■ What the task asks ■
Could you repeat all of the data below word for word, leaving out the pictures?

⁂

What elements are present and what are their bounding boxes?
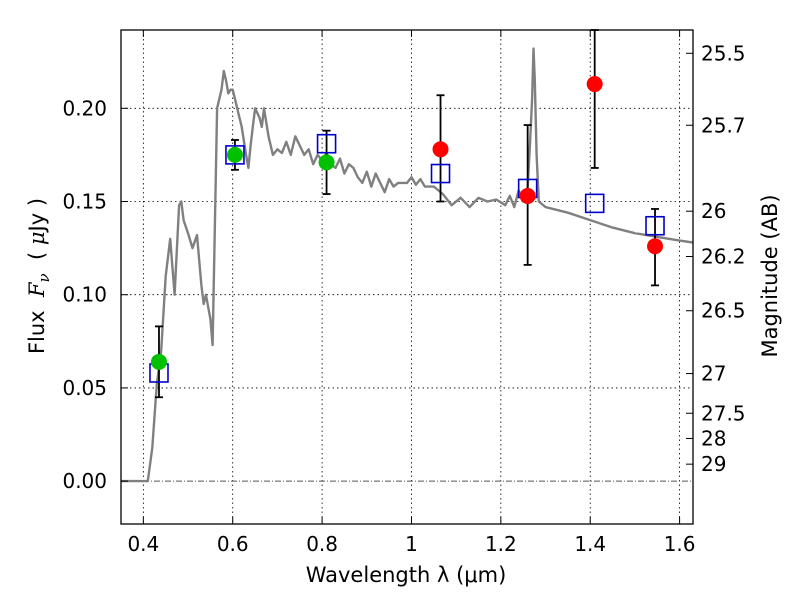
right-tick-label: 25.7 [701,113,746,137]
y-axis-title-mid: ( [25,245,49,273]
y-axis-title-var: F [25,281,49,298]
y-tick-label: 0.20 [62,96,107,120]
red-data-point [647,238,664,255]
right-tick-label: 27 [701,362,726,386]
y-tick-label: 0.00 [62,469,107,493]
red-data-point [432,141,449,158]
error-bars [154,29,660,399]
x-tick-label: 0.8 [306,532,338,556]
x-tick-label: 1.6 [664,532,696,556]
axis-ticks: 0.4 0.6 0.8 1 1.2 1.4 1.6 0.00 0.05 0.10 0.15 0.20 2… [62,30,746,556]
photometry-markers [149,76,665,383]
y-tick-label: 0.15 [62,190,107,214]
model-photometry-square [225,145,245,165]
model-photometry-square [430,163,451,184]
right-tick-label: 26 [701,199,726,223]
right-tick-label: 29 [701,452,726,476]
red-data-point [519,187,536,204]
x-tick-label: 1.4 [574,532,606,556]
right-tick-label: 25.5 [701,41,746,65]
model-spectrum [121,47,694,483]
right-tick-label: 28 [701,426,726,450]
model-spectrum-line [121,47,694,483]
y-axis-title-mu: μ [25,231,49,245]
right-tick-label: 26.5 [701,299,746,323]
x-tick-label: 0.6 [217,532,249,556]
right-tick-label: 27.5 [701,401,746,425]
y-axis-title-sub: ν [35,273,53,282]
green-data-point [226,146,243,163]
model-photometry-square [316,133,337,154]
right-axis-title: Magnitude (AB) [758,194,782,357]
green-data-point [318,154,335,171]
model-photometry-square [645,215,665,236]
x-tick-label: 1 [405,532,418,556]
y-axis-title-prefix: Flux [25,297,49,354]
y-axis-title-suffix: Jy ) [25,198,49,234]
right-tick-label: 26.2 [701,244,746,268]
x-axis-title: Wavelength λ (μm) [306,563,507,587]
plot-frame [120,29,694,525]
green-data-point [150,353,167,370]
model-photometry-square [584,193,605,214]
y-tick-label: 0.10 [62,283,107,307]
red-data-point [586,76,603,93]
y-axis-title: Flux Fν ( μJy ) [25,198,53,354]
grid-lines [121,30,693,524]
x-tick-label: 0.4 [127,532,159,556]
y-tick-label: 0.05 [62,376,107,400]
x-tick-label: 1.2 [485,532,517,556]
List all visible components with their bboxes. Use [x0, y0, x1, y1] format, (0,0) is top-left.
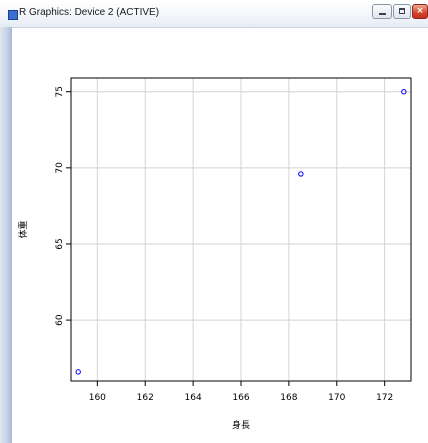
data-points: [75, 89, 407, 375]
y-tick-label: 65: [55, 238, 65, 249]
x-tick-label: 160: [89, 393, 106, 403]
y-axis-label: 体重: [17, 220, 29, 238]
y-tick-label: 70: [55, 162, 65, 174]
y-tick-label: 75: [55, 86, 65, 97]
x-tick-label: 168: [280, 393, 297, 403]
x-tick-label: 162: [137, 393, 154, 403]
data-point: [401, 89, 407, 95]
r-app-icon[interactable]: [8, 10, 18, 20]
minimize-icon: [379, 13, 386, 15]
x-tick-label: 172: [376, 393, 393, 403]
minimize-button[interactable]: [372, 4, 392, 19]
x-tick-label: 170: [328, 393, 345, 403]
x-tick-label: 164: [185, 393, 202, 403]
x-axis: 160 162 164 166 168 170 172: [89, 381, 393, 403]
maximize-icon: [399, 8, 405, 14]
title-bar[interactable]: R Graphics: Device 2 (ACTIVE) ×: [0, 0, 428, 28]
x-tick-label: 166: [232, 393, 249, 403]
data-point: [75, 369, 81, 375]
close-icon: ×: [416, 6, 424, 16]
maximize-button[interactable]: [393, 4, 411, 19]
close-button[interactable]: ×: [412, 4, 428, 19]
grid-lines: [71, 78, 411, 381]
y-tick-label: 60: [55, 314, 65, 326]
x-axis-label: 身長: [232, 419, 250, 431]
window-title: R Graphics: Device 2 (ACTIVE): [19, 7, 160, 18]
data-point: [298, 171, 304, 177]
window-left-border: [0, 27, 12, 443]
y-axis: 60 65 70 75: [55, 86, 71, 326]
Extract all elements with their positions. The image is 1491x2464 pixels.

⁂

■ Solution ■
What elements are present and what are their bounding boxes?
right-tick-label: 25.7 [701,113,746,137]
y-axis-title-mid: ( [25,245,49,273]
y-axis-title-var: F [25,281,49,298]
y-tick-label: 0.20 [62,96,107,120]
red-data-point [647,238,664,255]
right-tick-label: 27 [701,362,726,386]
y-tick-label: 0.00 [62,469,107,493]
red-data-point [432,141,449,158]
error-bars [154,29,660,399]
x-tick-label: 0.8 [306,532,338,556]
x-tick-label: 1.6 [664,532,696,556]
axis-ticks: 0.4 0.6 0.8 1 1.2 1.4 1.6 0.00 0.05 0.10 0.15 0.20 2… [62,30,746,556]
photometry-markers [149,76,665,383]
y-tick-label: 0.15 [62,190,107,214]
model-photometry-square [225,145,245,165]
model-photometry-square [430,163,451,184]
right-tick-label: 26 [701,199,726,223]
right-tick-label: 29 [701,452,726,476]
red-data-point [519,187,536,204]
x-tick-label: 1.4 [574,532,606,556]
right-tick-label: 25.5 [701,41,746,65]
model-spectrum [121,47,694,483]
right-tick-label: 28 [701,426,726,450]
model-spectrum-line [121,47,694,483]
y-axis-title-mu: μ [25,231,49,245]
right-tick-label: 26.5 [701,299,746,323]
x-tick-label: 0.6 [217,532,249,556]
right-tick-label: 27.5 [701,401,746,425]
y-axis-title-sub: ν [35,273,53,282]
green-data-point [226,146,243,163]
model-photometry-square [316,133,337,154]
right-axis-title: Magnitude (AB) [758,194,782,357]
green-data-point [318,154,335,171]
model-photometry-square [645,215,665,236]
x-tick-label: 1 [405,532,418,556]
y-axis-title-prefix: Flux [25,297,49,354]
y-axis-title-suffix: Jy ) [25,198,49,234]
right-tick-label: 26.2 [701,244,746,268]
x-axis-title: Wavelength λ (μm) [306,563,507,587]
plot-frame [120,29,694,525]
green-data-point [150,353,167,370]
model-photometry-square [584,193,605,214]
y-tick-label: 0.10 [62,283,107,307]
red-data-point [586,76,603,93]
y-axis-title: Flux Fν ( μJy ) [25,198,53,354]
grid-lines [121,30,693,524]
x-tick-label: 0.4 [127,532,159,556]
y-tick-label: 0.05 [62,376,107,400]
x-tick-label: 1.2 [485,532,517,556]
List all visible components with their bboxes. Use [x0, y0, x1, y1] format, (0,0) is top-left.
data-points: [75, 89, 407, 375]
y-tick-label: 65: [55, 238, 65, 249]
x-tick-label: 160: [89, 393, 106, 403]
y-axis-label: 体重: [17, 220, 29, 238]
y-tick-label: 70: [55, 162, 65, 174]
y-tick-label: 75: [55, 86, 65, 97]
x-tick-label: 168: [280, 393, 297, 403]
x-tick-label: 162: [137, 393, 154, 403]
data-point: [401, 89, 407, 95]
r-app-icon[interactable]: [8, 10, 18, 20]
minimize-icon: [379, 13, 386, 15]
x-tick-label: 172: [376, 393, 393, 403]
minimize-button[interactable]: [372, 4, 392, 19]
x-tick-label: 170: [328, 393, 345, 403]
x-tick-label: 164: [185, 393, 202, 403]
x-axis: 160 162 164 166 168 170 172: [89, 381, 393, 403]
maximize-icon: [399, 8, 405, 14]
title-bar[interactable]: R Graphics: Device 2 (ACTIVE) ×: [0, 0, 428, 28]
x-tick-label: 166: [232, 393, 249, 403]
data-point: [75, 369, 81, 375]
close-icon: ×: [416, 6, 424, 16]
maximize-button[interactable]: [393, 4, 411, 19]
close-button[interactable]: ×: [412, 4, 428, 19]
grid-lines: [71, 78, 411, 381]
y-tick-label: 60: [55, 314, 65, 326]
x-axis-label: 身長: [232, 419, 250, 431]
window-title: R Graphics: Device 2 (ACTIVE): [19, 7, 160, 18]
data-point: [298, 171, 304, 177]
window-left-border: [0, 27, 12, 443]
y-axis: 60 65 70 75: [55, 86, 71, 326]
Extract all elements with their positions. The image is 1491x2464 pixels.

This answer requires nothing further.